**Requirement:** Return each line that holds the word "name".

**Data in this exercise:**
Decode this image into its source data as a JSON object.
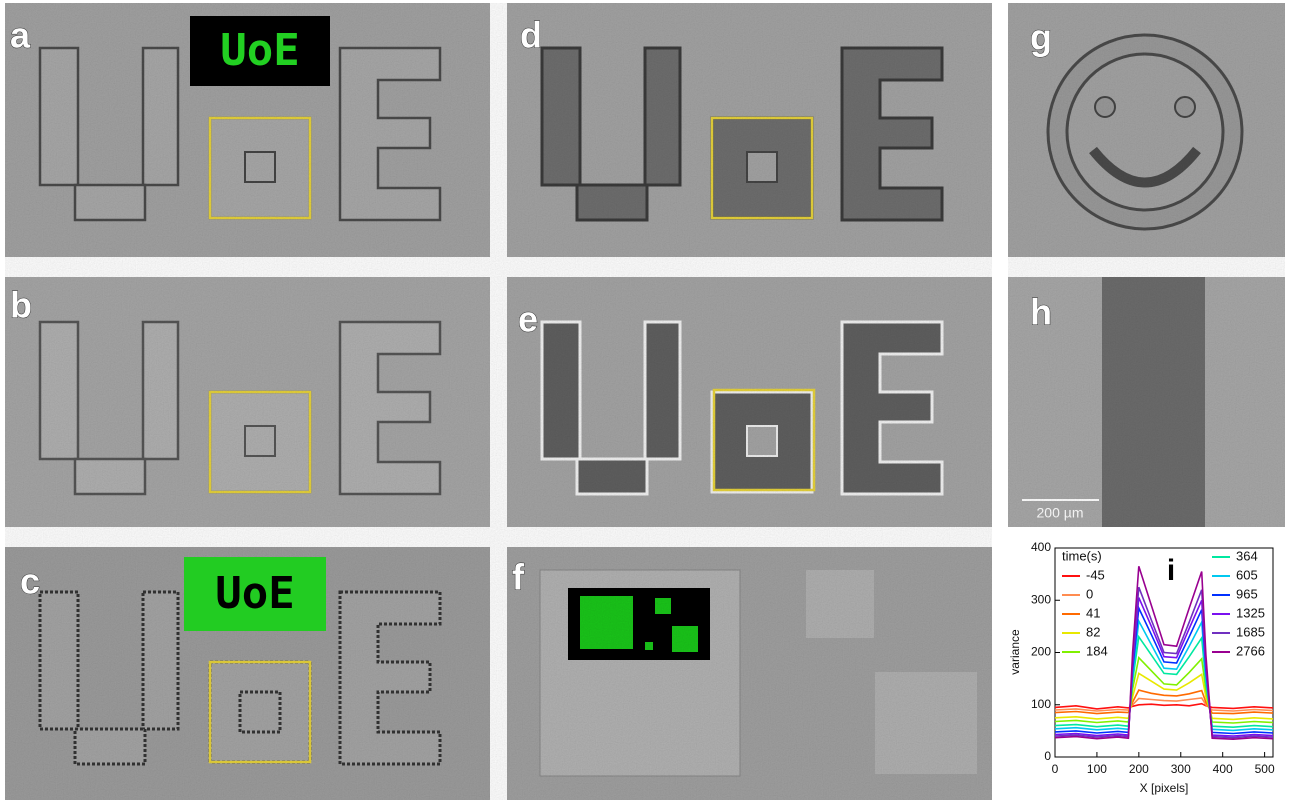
{
  "figure": {
    "panels": [
      {
        "label": "a",
        "inset": "UoE"
      },
      {
        "label": "b"
      },
      {
        "label": "c",
        "inset": "UoE"
      },
      {
        "label": "d"
      },
      {
        "label": "e"
      },
      {
        "label": "f"
      },
      {
        "label": "g"
      },
      {
        "label": "h",
        "scale_bar": "200 µm"
      }
    ]
  },
  "chart_data": {
    "type": "line",
    "label": "i",
    "xlabel": "X [pixels]",
    "ylabel": "variance",
    "legend_title": "time(s)",
    "x": [
      0,
      50,
      100,
      150,
      175,
      185,
      200,
      230,
      260,
      290,
      320,
      350,
      360,
      375,
      425,
      475,
      520
    ],
    "xlim": [
      0,
      520
    ],
    "xticks": [
      0,
      100,
      200,
      300,
      400,
      500
    ],
    "ylim": [
      0,
      400
    ],
    "yticks": [
      0,
      100,
      200,
      300,
      400
    ],
    "series": [
      {
        "name": "-45",
        "color": "#ff1010",
        "values": [
          95,
          98,
          92,
          96,
          94,
          97,
          100,
          101,
          99,
          100,
          98,
          102,
          98,
          95,
          93,
          96,
          94
        ]
      },
      {
        "name": "0",
        "color": "#ff8c50",
        "values": [
          90,
          92,
          88,
          91,
          90,
          100,
          112,
          110,
          108,
          107,
          110,
          113,
          100,
          90,
          88,
          91,
          89
        ]
      },
      {
        "name": "41",
        "color": "#ff6a00",
        "values": [
          85,
          87,
          83,
          86,
          85,
          105,
          128,
          122,
          118,
          117,
          121,
          127,
          105,
          84,
          83,
          86,
          84
        ]
      },
      {
        "name": "82",
        "color": "#e8e800",
        "values": [
          75,
          77,
          73,
          76,
          74,
          115,
          160,
          145,
          130,
          128,
          142,
          158,
          115,
          74,
          72,
          75,
          73
        ]
      },
      {
        "name": "184",
        "color": "#80f000",
        "values": [
          68,
          70,
          66,
          69,
          67,
          130,
          190,
          165,
          140,
          138,
          162,
          188,
          128,
          67,
          65,
          68,
          66
        ]
      },
      {
        "name": "364",
        "color": "#00e8a0",
        "values": [
          60,
          62,
          58,
          61,
          59,
          145,
          230,
          195,
          160,
          158,
          192,
          228,
          142,
          59,
          57,
          60,
          58
        ]
      },
      {
        "name": "605",
        "color": "#00c8f0",
        "values": [
          54,
          56,
          52,
          55,
          53,
          155,
          260,
          215,
          170,
          168,
          212,
          258,
          155,
          53,
          51,
          54,
          52
        ]
      },
      {
        "name": "965",
        "color": "#0030ff",
        "values": [
          48,
          50,
          46,
          49,
          47,
          165,
          285,
          234,
          182,
          180,
          230,
          282,
          165,
          47,
          45,
          48,
          46
        ]
      },
      {
        "name": "1325",
        "color": "#7a10f0",
        "values": [
          43,
          45,
          41,
          44,
          42,
          175,
          305,
          250,
          192,
          190,
          246,
          300,
          172,
          42,
          40,
          43,
          41
        ]
      },
      {
        "name": "1685",
        "color": "#7030c0",
        "values": [
          40,
          42,
          38,
          41,
          39,
          180,
          325,
          262,
          200,
          198,
          258,
          320,
          180,
          39,
          37,
          40,
          38
        ]
      },
      {
        "name": "2766",
        "color": "#990090",
        "values": [
          37,
          39,
          35,
          38,
          36,
          200,
          365,
          290,
          215,
          212,
          285,
          355,
          195,
          36,
          34,
          37,
          35
        ]
      }
    ]
  }
}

**The solution:**
        "name": "-45",
        "name": "0",
        "name": "41",
        "name": "82",
        "name": "184",
        "name": "364",
        "name": "605",
        "name": "965",
        "name": "1325",
        "name": "1685",
        "name": "2766",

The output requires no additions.